STATED EXERCISE - Retype the material that follows, keeping every word as it is.

>> Start

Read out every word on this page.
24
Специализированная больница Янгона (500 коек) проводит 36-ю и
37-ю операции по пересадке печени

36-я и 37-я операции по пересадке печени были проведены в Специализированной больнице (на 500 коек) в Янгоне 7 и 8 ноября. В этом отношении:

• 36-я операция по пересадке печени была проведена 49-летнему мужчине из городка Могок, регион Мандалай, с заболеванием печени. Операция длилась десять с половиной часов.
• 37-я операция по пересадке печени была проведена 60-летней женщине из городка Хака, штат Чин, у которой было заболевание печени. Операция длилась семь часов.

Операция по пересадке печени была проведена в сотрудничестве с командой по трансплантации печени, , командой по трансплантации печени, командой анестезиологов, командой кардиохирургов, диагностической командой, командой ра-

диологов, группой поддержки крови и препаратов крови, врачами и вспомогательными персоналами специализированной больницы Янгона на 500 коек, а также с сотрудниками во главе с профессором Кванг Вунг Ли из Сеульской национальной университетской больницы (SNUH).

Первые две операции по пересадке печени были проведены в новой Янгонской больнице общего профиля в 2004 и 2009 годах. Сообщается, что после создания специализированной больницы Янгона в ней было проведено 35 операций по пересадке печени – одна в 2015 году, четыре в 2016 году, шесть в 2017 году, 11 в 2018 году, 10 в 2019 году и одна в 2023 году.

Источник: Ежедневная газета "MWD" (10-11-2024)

>> End

EXERCISE ANSWER -
Read out every word on this page.
24
Специализированная больница Янгона (500 коек) проводит 36-ю и
37-ю операции по пересадке печени

36-я и 37-я операции по пересадке печени были проведены в Специализированной больнице (на 500 коек) в Янгоне 7 и 8 ноября. В этом отношении:

• 36-я операция по пересадке печени была проведена 49-летнему мужчине из городка Могок, регион Мандалай, с заболеванием печени. Операция длилась десять с половиной часов.
• 37-я операция по пересадке печени была проведена 60-летней женщине из городка Хака, штат Чин, у которой было заболевание печени. Операция длилась семь часов.

Операция по пересадке печени была проведена в сотрудничестве с командой по трансплантации печени, , командой по трансплантации печени, командой анестезиологов, командой кардиохирургов, диагностической командой, командой ра-

диологов, группой поддержки крови и препаратов крови, врачами и вспомогательными персоналами специализированной больницы Янгона на 500 коек, а также с сотрудниками во главе с профессором Кванг Вунг Ли из Сеульской национальной университетской больницы (SNUH).

Первые две операции по пересадке печени были проведены в новой Янгонской больнице общего профиля в 2004 и 2009 годах. Сообщается, что после создания специализированной больницы Янгона в ней было проведено 35 операций по пересадке печени – одна в 2015 году, четыре в 2016 году, шесть в 2017 году, 11 в 2018 году, 10 в 2019 году и одна в 2023 году.

Источник: Ежедневная газета "MWD" (10-11-2024)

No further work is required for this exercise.